[Exercise set]
1. Reproduce word for word the stretch of the essay about the Texas compound from "LONGING FOR ZION" through "agree to it?".
2. Take the essay about the Texas compound further, continuing on from its final sentence.

[Page text]
>>
LONGING FOR ZION
I guess Texas's little pony show down there troubles me enough that I wake up thinking about it. "Troubles" may not be the word I'm looking for. "Intrigues" might be the more apt verb, for that little group of people poses many interesting challenges. Is polygamy necessarily bad for the human animal? Are their women and children actually being dummed down so that they can be controlled? And if the women and children are happy and not being harmed, should any of us care what their men do with them, how they train them and to what Biblical standard they indoctrinate them—as long as they agree to it?
Do they pay their taxes and are they available for military service should a draft come up? That may be all the larger state can expect of them.
I try to think myself into their compound, walk around in it, savor its sights and smells, but such an adventure is hard to imagine. I know their compound looks neat and clean as a whistle. I know one thing for sure—my free nature would rebel against that sort of control over my life. I was a total failure in the military mold. I can imagine the chains of gossip by which they control one another. I can imagine women teaching one another not to be jealous.
<<
Box annotation data:
>>
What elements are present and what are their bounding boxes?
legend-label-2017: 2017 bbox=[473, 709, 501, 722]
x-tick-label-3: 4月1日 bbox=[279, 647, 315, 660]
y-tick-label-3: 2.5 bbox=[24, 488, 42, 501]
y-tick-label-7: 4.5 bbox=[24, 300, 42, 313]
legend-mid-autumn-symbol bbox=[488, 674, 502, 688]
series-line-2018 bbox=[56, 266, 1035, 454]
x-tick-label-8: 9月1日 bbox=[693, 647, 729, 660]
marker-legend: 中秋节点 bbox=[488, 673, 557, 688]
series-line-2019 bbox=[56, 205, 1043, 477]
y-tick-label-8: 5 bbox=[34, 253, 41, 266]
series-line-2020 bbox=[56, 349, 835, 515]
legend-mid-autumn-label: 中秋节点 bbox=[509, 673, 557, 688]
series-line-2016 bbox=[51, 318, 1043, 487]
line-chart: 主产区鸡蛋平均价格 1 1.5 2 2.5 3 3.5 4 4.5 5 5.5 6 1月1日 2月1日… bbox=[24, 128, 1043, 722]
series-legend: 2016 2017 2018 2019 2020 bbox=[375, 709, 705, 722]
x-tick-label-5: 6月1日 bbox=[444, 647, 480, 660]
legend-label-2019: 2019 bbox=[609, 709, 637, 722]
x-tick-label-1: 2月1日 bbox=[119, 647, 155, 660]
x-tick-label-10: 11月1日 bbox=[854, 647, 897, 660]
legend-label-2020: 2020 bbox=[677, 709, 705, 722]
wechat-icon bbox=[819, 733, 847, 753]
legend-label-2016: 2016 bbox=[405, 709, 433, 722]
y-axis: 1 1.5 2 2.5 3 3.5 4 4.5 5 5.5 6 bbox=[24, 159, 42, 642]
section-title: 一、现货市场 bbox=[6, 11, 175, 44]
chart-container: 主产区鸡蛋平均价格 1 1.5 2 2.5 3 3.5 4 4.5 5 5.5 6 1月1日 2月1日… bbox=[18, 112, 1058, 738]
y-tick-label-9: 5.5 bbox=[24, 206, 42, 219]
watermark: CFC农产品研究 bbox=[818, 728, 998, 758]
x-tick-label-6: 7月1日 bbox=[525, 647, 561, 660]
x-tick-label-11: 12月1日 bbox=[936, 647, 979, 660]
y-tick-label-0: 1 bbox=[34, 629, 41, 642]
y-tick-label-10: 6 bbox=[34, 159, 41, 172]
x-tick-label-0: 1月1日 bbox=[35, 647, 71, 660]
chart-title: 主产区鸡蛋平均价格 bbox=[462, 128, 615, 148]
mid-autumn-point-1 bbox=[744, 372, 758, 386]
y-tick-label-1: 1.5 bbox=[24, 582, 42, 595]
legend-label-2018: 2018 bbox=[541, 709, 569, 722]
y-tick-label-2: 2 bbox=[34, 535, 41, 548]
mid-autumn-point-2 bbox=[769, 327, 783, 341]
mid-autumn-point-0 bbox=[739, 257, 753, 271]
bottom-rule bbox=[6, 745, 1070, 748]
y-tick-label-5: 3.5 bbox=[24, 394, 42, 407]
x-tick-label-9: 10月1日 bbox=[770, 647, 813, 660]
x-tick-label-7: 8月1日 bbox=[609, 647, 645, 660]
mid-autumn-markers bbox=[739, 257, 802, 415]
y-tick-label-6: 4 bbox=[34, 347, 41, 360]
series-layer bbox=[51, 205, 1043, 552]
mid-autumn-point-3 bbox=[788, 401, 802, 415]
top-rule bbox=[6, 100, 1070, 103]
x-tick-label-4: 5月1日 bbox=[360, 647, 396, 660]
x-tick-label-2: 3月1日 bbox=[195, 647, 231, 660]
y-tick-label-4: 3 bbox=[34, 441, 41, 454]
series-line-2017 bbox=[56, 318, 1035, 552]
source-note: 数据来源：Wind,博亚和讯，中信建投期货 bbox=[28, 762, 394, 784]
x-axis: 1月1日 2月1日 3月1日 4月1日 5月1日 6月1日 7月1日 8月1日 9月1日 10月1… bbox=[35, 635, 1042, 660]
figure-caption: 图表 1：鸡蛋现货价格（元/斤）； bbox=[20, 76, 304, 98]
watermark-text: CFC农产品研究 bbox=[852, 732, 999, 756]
<<
[Exercise answers]
1.
LONGING FOR ZION
I guess Texas's little pony show down there troubles me enough that I wake up thinking about it. "Troubles" may not be the word I'm looking for. "Intrigues" might be the more apt verb, for that little group of people poses many interesting challenges. Is polygamy necessarily bad for the human animal? Are their women and children actually being dummed down so that they can be controlled? And if the women and children are happy and not being harmed, should any of us care what their men do with them, how they train them and to what Biblical standard they indoctrinate them—as long as they agree to it?

2.
I can imagine what it must be like not to be allowed any really independent thinking from the group norm and being ostracized (banished) when one strays too far from the herd mentality. Banished—can you imagine the terror such a punishment would cause in a person who has been cut off from the main body of American culture and then forced to go survive in it? How would the banished one cope, find work, make friends? Being raised, cut off like that, would make it extremely difficult to function in the American body politic.
Of course, straying from the herd in the larger society also causes similar sorts of repercussions. Look at the "gossip" about and condemnation of gay folk and cross-dressers, for examples, in church groups. Look how we try to suppress them and regulate them and hem their behavior in.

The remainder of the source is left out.